--- What you need to do ---
Filter the data for lines with the word "ylabel", then copy every line so identified.
::: Given records :::
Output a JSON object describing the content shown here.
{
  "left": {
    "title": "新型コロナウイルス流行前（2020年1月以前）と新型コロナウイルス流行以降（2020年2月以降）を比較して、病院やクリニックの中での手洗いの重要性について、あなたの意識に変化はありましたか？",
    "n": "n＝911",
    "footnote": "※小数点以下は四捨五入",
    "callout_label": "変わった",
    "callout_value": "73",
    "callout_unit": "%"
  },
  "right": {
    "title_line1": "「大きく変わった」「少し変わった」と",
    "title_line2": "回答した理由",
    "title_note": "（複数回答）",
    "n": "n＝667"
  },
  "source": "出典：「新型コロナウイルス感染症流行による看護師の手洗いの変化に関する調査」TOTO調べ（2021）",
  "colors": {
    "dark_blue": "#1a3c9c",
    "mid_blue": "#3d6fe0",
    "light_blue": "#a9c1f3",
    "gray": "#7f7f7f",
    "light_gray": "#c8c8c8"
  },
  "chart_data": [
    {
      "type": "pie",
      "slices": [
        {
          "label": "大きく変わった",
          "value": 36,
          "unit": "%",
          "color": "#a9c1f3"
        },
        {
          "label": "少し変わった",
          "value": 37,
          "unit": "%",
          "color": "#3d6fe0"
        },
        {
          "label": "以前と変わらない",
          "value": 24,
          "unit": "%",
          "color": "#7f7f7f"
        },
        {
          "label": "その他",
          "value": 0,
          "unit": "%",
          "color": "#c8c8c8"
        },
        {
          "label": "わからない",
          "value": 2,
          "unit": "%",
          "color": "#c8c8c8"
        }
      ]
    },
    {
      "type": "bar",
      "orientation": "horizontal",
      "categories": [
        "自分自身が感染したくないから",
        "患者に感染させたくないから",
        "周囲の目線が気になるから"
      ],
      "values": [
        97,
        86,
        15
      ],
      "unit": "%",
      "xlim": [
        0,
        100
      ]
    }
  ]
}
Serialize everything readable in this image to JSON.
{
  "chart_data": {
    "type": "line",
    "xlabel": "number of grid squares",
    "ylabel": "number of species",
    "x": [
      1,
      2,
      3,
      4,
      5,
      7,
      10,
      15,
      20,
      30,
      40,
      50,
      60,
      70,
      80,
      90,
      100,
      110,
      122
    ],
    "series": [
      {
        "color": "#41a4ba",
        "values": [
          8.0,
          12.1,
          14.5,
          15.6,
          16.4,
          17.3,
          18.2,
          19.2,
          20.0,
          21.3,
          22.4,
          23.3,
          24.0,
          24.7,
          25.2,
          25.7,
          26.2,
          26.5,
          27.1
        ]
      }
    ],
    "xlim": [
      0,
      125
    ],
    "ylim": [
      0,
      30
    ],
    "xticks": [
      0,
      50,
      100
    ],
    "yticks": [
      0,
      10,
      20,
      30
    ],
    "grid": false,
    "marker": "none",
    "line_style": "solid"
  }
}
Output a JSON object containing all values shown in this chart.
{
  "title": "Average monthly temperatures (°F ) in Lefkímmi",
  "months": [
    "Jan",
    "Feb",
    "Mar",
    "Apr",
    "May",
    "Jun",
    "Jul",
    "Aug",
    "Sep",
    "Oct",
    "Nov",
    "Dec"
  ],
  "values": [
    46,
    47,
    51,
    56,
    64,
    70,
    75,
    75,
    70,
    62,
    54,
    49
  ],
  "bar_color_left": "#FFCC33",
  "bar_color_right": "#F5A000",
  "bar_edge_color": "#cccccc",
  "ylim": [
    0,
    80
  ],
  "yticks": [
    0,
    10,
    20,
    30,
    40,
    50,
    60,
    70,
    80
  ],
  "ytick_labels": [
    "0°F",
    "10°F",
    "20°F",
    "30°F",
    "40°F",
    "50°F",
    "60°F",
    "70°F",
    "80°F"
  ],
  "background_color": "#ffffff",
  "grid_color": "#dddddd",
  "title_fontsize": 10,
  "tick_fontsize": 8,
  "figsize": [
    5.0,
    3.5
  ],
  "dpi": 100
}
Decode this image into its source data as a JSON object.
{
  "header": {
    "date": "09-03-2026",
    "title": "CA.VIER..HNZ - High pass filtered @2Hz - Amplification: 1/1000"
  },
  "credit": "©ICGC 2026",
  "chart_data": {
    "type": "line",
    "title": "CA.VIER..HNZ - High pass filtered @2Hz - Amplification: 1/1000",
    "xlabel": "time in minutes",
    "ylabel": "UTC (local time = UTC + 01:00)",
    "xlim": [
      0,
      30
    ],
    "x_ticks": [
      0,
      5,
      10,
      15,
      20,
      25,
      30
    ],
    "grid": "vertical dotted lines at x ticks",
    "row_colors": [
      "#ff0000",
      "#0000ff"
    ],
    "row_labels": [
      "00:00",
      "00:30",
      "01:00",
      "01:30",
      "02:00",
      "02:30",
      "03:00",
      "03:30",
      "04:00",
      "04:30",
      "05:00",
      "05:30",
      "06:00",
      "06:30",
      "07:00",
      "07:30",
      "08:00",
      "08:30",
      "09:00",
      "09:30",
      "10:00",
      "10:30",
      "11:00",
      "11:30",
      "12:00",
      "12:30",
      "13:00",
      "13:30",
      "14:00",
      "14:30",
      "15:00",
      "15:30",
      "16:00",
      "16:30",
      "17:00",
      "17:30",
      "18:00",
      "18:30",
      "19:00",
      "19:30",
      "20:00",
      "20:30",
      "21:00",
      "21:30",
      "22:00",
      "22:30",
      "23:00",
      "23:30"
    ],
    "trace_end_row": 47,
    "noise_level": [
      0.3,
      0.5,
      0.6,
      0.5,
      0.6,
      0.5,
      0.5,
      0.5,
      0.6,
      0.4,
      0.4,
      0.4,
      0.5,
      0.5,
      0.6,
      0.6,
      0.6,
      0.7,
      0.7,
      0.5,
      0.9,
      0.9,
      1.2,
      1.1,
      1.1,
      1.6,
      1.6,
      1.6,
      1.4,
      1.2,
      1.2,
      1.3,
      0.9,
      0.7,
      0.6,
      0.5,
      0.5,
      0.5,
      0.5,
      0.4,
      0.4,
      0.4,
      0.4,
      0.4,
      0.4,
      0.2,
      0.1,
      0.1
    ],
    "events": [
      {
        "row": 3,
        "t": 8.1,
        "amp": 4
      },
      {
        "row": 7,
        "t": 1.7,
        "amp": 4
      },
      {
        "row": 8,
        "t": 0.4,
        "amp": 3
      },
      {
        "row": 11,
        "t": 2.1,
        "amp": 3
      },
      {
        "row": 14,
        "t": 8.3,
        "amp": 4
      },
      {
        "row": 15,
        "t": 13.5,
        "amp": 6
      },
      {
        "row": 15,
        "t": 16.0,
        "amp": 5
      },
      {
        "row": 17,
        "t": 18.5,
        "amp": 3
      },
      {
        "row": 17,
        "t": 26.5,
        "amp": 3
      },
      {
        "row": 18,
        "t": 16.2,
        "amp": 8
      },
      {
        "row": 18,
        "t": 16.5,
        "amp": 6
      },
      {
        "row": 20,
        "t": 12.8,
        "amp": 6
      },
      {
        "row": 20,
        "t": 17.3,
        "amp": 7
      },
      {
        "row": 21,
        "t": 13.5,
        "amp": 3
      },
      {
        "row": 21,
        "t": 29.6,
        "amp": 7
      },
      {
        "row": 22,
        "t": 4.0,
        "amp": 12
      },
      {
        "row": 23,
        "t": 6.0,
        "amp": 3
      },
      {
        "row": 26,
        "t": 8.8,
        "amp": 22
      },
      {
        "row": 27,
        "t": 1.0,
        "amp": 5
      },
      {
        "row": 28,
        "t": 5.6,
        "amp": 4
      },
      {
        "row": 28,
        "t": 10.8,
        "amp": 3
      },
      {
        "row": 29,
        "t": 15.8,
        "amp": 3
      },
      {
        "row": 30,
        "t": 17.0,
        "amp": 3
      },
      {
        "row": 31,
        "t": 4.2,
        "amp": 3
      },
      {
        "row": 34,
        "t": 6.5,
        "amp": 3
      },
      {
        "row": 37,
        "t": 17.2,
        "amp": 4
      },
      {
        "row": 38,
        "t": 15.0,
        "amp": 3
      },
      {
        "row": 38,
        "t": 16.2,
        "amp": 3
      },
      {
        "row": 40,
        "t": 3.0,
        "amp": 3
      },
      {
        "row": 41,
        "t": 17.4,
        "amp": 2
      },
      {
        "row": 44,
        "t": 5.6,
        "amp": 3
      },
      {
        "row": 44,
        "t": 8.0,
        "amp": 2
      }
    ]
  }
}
:::
--- Exercise answer ---
    "ylabel": "number of species",
    "ylabel": "UTC (local time = UTC + 01:00)",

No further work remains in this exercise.